* [Supplied material]
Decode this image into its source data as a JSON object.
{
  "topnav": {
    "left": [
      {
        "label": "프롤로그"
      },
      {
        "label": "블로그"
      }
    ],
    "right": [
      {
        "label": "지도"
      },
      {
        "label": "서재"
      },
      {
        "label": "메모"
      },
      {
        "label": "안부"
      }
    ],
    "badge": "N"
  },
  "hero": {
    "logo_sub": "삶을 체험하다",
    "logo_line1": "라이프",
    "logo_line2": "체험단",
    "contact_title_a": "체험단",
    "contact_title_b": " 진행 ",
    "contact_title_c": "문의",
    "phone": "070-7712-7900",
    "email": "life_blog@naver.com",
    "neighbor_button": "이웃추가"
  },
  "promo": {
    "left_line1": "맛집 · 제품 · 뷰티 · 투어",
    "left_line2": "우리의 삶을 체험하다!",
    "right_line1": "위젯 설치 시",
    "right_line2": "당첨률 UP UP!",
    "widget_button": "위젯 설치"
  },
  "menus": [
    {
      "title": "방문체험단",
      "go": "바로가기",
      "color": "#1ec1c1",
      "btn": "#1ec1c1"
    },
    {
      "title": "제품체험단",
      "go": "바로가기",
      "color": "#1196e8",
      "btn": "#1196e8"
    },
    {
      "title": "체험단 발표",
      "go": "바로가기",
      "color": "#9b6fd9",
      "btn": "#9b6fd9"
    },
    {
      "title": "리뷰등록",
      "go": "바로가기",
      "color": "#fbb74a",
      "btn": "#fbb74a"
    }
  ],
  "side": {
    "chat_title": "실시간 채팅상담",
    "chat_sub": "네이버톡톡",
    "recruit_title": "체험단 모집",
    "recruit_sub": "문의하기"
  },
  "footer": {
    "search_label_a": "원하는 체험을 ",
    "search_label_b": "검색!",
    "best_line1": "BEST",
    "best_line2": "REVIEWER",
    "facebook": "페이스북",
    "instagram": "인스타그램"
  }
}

* [Exercise]
Recite the full listing above exactly.

* [Final answer]
Decode this image into its source data as a JSON object.
{
  "topnav": {
    "left": [
      {
        "label": "프롤로그"
      },
      {
        "label": "블로그"
      }
    ],
    "right": [
      {
        "label": "지도"
      },
      {
        "label": "서재"
      },
      {
        "label": "메모"
      },
      {
        "label": "안부"
      }
    ],
    "badge": "N"
  },
  "hero": {
    "logo_sub": "삶을 체험하다",
    "logo_line1": "라이프",
    "logo_line2": "체험단",
    "contact_title_a": "체험단",
    "contact_title_b": " 진행 ",
    "contact_title_c": "문의",
    "phone": "070-7712-7900",
    "email": "life_blog@naver.com",
    "neighbor_button": "이웃추가"
  },
  "promo": {
    "left_line1": "맛집 · 제품 · 뷰티 · 투어",
    "left_line2": "우리의 삶을 체험하다!",
    "right_line1": "위젯 설치 시",
    "right_line2": "당첨률 UP UP!",
    "widget_button": "위젯 설치"
  },
  "menus": [
    {
      "title": "방문체험단",
      "go": "바로가기",
      "color": "#1ec1c1",
      "btn": "#1ec1c1"
    },
    {
      "title": "제품체험단",
      "go": "바로가기",
      "color": "#1196e8",
      "btn": "#1196e8"
    },
    {
      "title": "체험단 발표",
      "go": "바로가기",
      "color": "#9b6fd9",
      "btn": "#9b6fd9"
    },
    {
      "title": "리뷰등록",
      "go": "바로가기",
      "color": "#fbb74a",
      "btn": "#fbb74a"
    }
  ],
  "side": {
    "chat_title": "실시간 채팅상담",
    "chat_sub": "네이버톡톡",
    "recruit_title": "체험단 모집",
    "recruit_sub": "문의하기"
  },
  "footer": {
    "search_label_a": "원하는 체험을 ",
    "search_label_b": "검색!",
    "best_line1": "BEST",
    "best_line2": "REVIEWER",
    "facebook": "페이스북",
    "instagram": "인스타그램"
  }
}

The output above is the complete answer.